*What is being asked*:
Look for the string "Tasa" in every line, and copy each line that has it.

** Begin Data for processing **

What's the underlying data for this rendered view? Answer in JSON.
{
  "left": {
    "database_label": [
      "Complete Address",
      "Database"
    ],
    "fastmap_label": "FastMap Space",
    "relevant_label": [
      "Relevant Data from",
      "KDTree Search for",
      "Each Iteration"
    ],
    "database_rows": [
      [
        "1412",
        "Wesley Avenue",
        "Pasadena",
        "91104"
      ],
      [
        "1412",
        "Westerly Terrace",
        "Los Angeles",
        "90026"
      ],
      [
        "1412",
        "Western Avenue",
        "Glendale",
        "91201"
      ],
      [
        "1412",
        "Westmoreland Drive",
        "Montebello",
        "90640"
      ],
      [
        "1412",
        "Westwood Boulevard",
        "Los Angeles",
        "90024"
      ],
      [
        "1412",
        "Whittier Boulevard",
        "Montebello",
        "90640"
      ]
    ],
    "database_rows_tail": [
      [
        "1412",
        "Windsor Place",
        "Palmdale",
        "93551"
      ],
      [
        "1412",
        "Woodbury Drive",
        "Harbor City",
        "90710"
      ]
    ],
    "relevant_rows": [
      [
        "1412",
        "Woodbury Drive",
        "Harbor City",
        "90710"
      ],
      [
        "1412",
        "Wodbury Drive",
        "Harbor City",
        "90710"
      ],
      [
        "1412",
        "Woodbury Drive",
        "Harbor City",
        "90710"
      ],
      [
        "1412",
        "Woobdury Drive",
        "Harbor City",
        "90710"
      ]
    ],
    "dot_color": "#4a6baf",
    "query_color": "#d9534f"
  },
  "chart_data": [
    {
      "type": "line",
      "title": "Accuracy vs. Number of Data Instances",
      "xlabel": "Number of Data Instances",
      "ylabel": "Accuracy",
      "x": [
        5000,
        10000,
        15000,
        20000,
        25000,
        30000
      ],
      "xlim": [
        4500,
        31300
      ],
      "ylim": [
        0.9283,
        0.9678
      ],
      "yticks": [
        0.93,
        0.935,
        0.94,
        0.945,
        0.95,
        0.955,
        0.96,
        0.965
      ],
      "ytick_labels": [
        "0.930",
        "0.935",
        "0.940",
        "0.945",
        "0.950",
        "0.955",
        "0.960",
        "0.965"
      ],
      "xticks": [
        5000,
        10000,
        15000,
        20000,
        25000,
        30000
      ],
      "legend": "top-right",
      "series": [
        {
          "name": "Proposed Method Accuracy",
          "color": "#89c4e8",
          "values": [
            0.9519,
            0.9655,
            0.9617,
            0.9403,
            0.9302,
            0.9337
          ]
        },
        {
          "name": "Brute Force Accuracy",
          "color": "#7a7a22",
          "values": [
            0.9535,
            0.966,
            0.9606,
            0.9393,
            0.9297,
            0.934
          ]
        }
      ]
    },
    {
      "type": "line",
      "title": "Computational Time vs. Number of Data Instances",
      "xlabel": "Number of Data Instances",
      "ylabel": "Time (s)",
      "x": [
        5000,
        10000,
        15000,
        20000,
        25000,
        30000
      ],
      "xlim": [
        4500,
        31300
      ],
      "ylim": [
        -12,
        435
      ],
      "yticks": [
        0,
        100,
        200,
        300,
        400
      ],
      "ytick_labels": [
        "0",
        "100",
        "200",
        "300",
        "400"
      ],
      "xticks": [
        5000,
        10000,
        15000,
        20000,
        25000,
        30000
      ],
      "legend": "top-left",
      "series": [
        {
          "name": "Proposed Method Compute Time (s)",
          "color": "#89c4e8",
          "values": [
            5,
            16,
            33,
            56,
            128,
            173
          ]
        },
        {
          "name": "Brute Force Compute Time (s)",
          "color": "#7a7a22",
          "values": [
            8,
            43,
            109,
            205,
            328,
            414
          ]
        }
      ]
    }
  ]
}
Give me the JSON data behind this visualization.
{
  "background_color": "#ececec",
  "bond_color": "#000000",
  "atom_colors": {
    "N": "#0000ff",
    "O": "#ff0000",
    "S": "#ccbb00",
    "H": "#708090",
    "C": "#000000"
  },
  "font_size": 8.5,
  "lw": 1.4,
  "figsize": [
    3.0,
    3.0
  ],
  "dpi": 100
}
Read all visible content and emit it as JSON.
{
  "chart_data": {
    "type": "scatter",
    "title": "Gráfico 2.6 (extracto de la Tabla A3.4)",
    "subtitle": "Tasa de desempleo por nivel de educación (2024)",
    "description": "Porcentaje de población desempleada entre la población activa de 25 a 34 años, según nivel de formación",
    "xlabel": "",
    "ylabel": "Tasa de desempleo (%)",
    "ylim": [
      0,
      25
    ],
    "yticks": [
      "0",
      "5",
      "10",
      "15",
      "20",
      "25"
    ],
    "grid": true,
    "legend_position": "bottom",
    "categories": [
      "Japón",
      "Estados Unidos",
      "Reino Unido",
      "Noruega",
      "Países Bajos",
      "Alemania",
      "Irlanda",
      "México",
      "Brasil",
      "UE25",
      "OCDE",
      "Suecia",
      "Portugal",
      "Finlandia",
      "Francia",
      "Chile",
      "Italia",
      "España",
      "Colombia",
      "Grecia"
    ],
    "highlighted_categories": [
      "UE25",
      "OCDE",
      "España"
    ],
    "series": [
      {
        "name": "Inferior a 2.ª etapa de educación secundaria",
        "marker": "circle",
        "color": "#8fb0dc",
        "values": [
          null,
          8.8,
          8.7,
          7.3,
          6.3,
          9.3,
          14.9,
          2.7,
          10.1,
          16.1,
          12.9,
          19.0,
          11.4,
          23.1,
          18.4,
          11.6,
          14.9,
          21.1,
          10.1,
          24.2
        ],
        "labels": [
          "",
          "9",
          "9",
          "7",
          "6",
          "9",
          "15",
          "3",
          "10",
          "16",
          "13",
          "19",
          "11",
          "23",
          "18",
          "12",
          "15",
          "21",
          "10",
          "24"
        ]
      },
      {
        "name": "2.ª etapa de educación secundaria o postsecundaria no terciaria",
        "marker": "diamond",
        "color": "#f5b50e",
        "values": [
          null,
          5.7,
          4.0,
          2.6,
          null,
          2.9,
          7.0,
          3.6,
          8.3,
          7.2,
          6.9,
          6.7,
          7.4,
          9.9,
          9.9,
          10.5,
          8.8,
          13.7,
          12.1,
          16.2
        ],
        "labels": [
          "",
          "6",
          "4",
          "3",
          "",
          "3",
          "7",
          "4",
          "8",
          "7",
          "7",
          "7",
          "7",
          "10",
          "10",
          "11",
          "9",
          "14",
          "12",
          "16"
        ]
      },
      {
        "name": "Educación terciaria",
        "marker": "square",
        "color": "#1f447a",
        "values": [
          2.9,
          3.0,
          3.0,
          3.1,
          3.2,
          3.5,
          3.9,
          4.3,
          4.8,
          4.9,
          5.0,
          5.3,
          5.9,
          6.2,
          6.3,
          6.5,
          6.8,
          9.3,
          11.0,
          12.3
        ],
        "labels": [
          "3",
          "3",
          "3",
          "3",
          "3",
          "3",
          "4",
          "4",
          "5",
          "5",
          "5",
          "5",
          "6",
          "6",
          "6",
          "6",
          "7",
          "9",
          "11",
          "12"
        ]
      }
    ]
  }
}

** End Data for processing **

*Exercise output*:
    "subtitle": "Tasa de desempleo por nivel de educación (2024)",
    "ylabel": "Tasa de desempleo (%)",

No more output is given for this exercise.